(Records from a data source)
......

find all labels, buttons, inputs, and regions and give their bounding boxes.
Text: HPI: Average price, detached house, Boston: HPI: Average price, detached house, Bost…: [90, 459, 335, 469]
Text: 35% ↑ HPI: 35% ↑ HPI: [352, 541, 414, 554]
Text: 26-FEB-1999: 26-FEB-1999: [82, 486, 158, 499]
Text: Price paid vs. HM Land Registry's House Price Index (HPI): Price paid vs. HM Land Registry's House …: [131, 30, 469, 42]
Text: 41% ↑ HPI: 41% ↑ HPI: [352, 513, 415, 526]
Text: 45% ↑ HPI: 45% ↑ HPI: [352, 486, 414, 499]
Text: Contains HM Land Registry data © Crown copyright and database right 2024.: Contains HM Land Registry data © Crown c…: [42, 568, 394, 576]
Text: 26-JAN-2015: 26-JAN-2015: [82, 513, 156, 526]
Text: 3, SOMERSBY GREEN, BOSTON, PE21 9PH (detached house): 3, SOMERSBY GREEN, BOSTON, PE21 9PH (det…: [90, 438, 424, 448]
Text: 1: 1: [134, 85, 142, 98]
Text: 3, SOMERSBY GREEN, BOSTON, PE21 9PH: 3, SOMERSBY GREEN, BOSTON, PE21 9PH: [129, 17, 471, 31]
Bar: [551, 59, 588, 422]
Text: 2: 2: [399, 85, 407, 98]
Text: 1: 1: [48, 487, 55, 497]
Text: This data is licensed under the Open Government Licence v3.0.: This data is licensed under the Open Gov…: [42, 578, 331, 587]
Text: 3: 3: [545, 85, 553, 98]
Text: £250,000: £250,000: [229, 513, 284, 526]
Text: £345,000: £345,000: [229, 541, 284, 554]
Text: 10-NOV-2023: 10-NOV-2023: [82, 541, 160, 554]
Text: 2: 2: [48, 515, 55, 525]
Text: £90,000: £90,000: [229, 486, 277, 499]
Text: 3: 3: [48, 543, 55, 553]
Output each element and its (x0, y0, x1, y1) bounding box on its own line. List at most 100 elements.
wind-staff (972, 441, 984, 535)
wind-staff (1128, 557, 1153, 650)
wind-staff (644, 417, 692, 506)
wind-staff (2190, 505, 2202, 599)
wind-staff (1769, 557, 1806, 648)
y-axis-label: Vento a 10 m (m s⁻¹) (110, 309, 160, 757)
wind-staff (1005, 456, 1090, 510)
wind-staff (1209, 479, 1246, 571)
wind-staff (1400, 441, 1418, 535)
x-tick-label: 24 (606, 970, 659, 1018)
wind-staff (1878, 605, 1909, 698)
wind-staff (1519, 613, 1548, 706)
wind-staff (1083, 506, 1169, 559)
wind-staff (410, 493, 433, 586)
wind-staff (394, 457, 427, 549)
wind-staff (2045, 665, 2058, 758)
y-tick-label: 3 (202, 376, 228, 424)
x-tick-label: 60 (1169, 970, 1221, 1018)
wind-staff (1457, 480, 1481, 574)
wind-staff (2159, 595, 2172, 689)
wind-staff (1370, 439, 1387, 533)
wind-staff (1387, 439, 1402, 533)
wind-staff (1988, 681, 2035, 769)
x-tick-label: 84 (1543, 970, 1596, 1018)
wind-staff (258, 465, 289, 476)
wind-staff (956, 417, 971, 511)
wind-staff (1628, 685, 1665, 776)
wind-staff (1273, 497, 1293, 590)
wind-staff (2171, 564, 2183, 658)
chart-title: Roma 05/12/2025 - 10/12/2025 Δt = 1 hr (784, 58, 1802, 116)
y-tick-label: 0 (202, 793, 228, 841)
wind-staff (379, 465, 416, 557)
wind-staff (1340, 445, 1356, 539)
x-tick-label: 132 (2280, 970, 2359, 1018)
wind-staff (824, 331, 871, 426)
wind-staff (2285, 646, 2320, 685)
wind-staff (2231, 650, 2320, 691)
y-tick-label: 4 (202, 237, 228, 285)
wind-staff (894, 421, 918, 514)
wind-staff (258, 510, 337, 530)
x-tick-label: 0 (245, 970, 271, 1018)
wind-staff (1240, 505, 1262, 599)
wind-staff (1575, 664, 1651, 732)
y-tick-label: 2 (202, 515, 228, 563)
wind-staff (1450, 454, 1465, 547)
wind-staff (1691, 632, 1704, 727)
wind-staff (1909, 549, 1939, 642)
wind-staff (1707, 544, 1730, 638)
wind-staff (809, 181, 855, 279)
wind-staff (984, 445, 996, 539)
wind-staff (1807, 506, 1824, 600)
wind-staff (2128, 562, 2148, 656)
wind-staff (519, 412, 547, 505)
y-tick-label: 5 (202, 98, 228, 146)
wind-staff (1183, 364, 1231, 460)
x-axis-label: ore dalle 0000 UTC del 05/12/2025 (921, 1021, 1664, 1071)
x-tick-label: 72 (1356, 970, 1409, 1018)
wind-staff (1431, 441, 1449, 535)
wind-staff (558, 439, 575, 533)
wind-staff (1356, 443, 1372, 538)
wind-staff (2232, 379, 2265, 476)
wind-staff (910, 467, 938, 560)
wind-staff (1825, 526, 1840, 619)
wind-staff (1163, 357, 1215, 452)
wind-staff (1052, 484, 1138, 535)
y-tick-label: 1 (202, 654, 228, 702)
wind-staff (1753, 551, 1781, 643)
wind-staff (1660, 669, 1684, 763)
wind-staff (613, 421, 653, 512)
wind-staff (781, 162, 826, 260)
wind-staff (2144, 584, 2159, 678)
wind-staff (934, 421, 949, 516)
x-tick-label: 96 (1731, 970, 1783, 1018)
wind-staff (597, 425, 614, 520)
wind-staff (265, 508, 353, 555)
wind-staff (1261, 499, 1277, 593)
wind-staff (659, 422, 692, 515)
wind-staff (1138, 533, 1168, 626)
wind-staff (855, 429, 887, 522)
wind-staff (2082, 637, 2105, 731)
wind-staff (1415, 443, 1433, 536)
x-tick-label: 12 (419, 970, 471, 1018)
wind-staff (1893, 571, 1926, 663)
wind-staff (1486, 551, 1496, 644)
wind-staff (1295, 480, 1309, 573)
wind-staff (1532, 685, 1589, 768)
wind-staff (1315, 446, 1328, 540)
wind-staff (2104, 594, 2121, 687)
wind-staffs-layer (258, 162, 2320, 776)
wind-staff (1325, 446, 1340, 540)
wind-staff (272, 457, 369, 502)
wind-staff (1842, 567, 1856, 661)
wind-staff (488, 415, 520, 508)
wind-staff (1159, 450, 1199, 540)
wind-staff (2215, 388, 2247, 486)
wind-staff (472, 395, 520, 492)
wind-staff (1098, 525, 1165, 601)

......

# [Directive]
Rewrite the material as a numbered list, from its first line through the line containing "wind-staff (1005, 456, 1090, 510)", skipping any blank lines.

# [Answer for this exercise]
1. find all labels, buttons, inputs, and regions and give their bounding boxes.
2. Text: HPI: Average price, detached house, Boston: HPI: Average price, detached house, Bost…: [90, 459, 335, 469]
3. Text: 35% ↑ HPI: 35% ↑ HPI: [352, 541, 414, 554]
4. Text: 26-FEB-1999: 26-FEB-1999: [82, 486, 158, 499]
5. Text: Price paid vs. HM Land Registry's House Price Index (HPI): Price paid vs. HM Land Registry's House …: [131, 30, 469, 42]
6. Text: 41% ↑ HPI: 41% ↑ HPI: [352, 513, 415, 526]
7. Text: 45% ↑ HPI: 45% ↑ HPI: [352, 486, 414, 499]
8. Text: Contains HM Land Registry data © Crown copyright and database right 2024.: Contains HM Land Registry data © Crown c…: [42, 568, 394, 576]
9. Text: 26-JAN-2015: 26-JAN-2015: [82, 513, 156, 526]
10. Text: 3, SOMERSBY GREEN, BOSTON, PE21 9PH (detached house): 3, SOMERSBY GREEN, BOSTON, PE21 9PH (det…: [90, 438, 424, 448]
11. Text: 1: 1: [134, 85, 142, 98]
12. Text: 3, SOMERSBY GREEN, BOSTON, PE21 9PH: 3, SOMERSBY GREEN, BOSTON, PE21 9PH: [129, 17, 471, 31]
13. Bar: [551, 59, 588, 422]
14. Text: 2: 2: [399, 85, 407, 98]
15. Text: 1: 1: [48, 487, 55, 497]
16. Text: This data is licensed under the Open Government Licence v3.0.: This data is licensed under the Open Gov…: [42, 578, 331, 587]
17. Text: 3: 3: [545, 85, 553, 98]
18. Text: £250,000: £250,000: [229, 513, 284, 526]
19. Text: £345,000: £345,000: [229, 541, 284, 554]
20. Text: 10-NOV-2023: 10-NOV-2023: [82, 541, 160, 554]
21. Text: 2: 2: [48, 515, 55, 525]
22. Text: £90,000: £90,000: [229, 486, 277, 499]
23. Text: 3: 3: [48, 543, 55, 553]
24. Output each element and its (x0, y0, x1, y1) bounding box on its own line. List at most 100 elements.
25. wind-staff (972, 441, 984, 535)
26. wind-staff (1128, 557, 1153, 650)
27. wind-staff (644, 417, 692, 506)
28. wind-staff (2190, 505, 2202, 599)
29. wind-staff (1769, 557, 1806, 648)
30. y-axis-label: Vento a 10 m (m s⁻¹) (110, 309, 160, 757)
31. wind-staff (1005, 456, 1090, 510)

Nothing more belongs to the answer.